== What is being asked ==
Do not carry the pictures over; copy every other part of the entries exactly.

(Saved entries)
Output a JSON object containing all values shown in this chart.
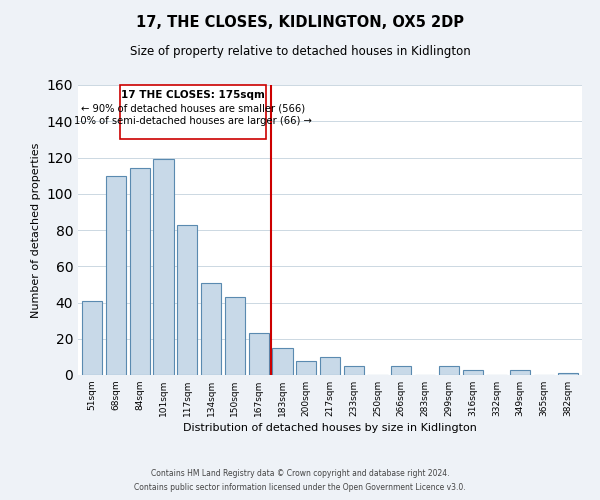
{
  "title": "17, THE CLOSES, KIDLINGTON, OX5 2DP",
  "subtitle": "Size of property relative to detached houses in Kidlington",
  "xlabel": "Distribution of detached houses by size in Kidlington",
  "ylabel": "Number of detached properties",
  "bar_labels": [
    "51sqm",
    "68sqm",
    "84sqm",
    "101sqm",
    "117sqm",
    "134sqm",
    "150sqm",
    "167sqm",
    "183sqm",
    "200sqm",
    "217sqm",
    "233sqm",
    "250sqm",
    "266sqm",
    "283sqm",
    "299sqm",
    "316sqm",
    "332sqm",
    "349sqm",
    "365sqm",
    "382sqm"
  ],
  "bar_values": [
    41,
    110,
    114,
    119,
    83,
    51,
    43,
    23,
    15,
    8,
    10,
    5,
    0,
    5,
    0,
    5,
    3,
    0,
    3,
    0,
    1
  ],
  "bar_color": "#c8d9e8",
  "bar_edge_color": "#5a8ab0",
  "property_line_x": 7.5,
  "annotation_line1": "17 THE CLOSES: 175sqm",
  "annotation_line2": "← 90% of detached houses are smaller (566)",
  "annotation_line3": "10% of semi-detached houses are larger (66) →",
  "vline_color": "#cc0000",
  "ylim": [
    0,
    160
  ],
  "footnote1": "Contains HM Land Registry data © Crown copyright and database right 2024.",
  "footnote2": "Contains public sector information licensed under the Open Government Licence v3.0.",
  "bg_color": "#eef2f7",
  "plot_bg_color": "#ffffff",
  "grid_color": "#ccd8e2"
}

== Completed task ==
Output a JSON object containing all values shown in this chart.
{
  "title": "17, THE CLOSES, KIDLINGTON, OX5 2DP",
  "subtitle": "Size of property relative to detached houses in Kidlington",
  "xlabel": "Distribution of detached houses by size in Kidlington",
  "ylabel": "Number of detached properties",
  "bar_labels": [
    "51sqm",
    "68sqm",
    "84sqm",
    "101sqm",
    "117sqm",
    "134sqm",
    "150sqm",
    "167sqm",
    "183sqm",
    "200sqm",
    "217sqm",
    "233sqm",
    "250sqm",
    "266sqm",
    "283sqm",
    "299sqm",
    "316sqm",
    "332sqm",
    "349sqm",
    "365sqm",
    "382sqm"
  ],
  "bar_values": [
    41,
    110,
    114,
    119,
    83,
    51,
    43,
    23,
    15,
    8,
    10,
    5,
    0,
    5,
    0,
    5,
    3,
    0,
    3,
    0,
    1
  ],
  "bar_color": "#c8d9e8",
  "bar_edge_color": "#5a8ab0",
  "property_line_x": 7.5,
  "annotation_line1": "17 THE CLOSES: 175sqm",
  "annotation_line2": "← 90% of detached houses are smaller (566)",
  "annotation_line3": "10% of semi-detached houses are larger (66) →",
  "vline_color": "#cc0000",
  "ylim": [
    0,
    160
  ],
  "footnote1": "Contains HM Land Registry data © Crown copyright and database right 2024.",
  "footnote2": "Contains public sector information licensed under the Open Government Licence v3.0.",
  "bg_color": "#eef2f7",
  "plot_bg_color": "#ffffff",
  "grid_color": "#ccd8e2"
}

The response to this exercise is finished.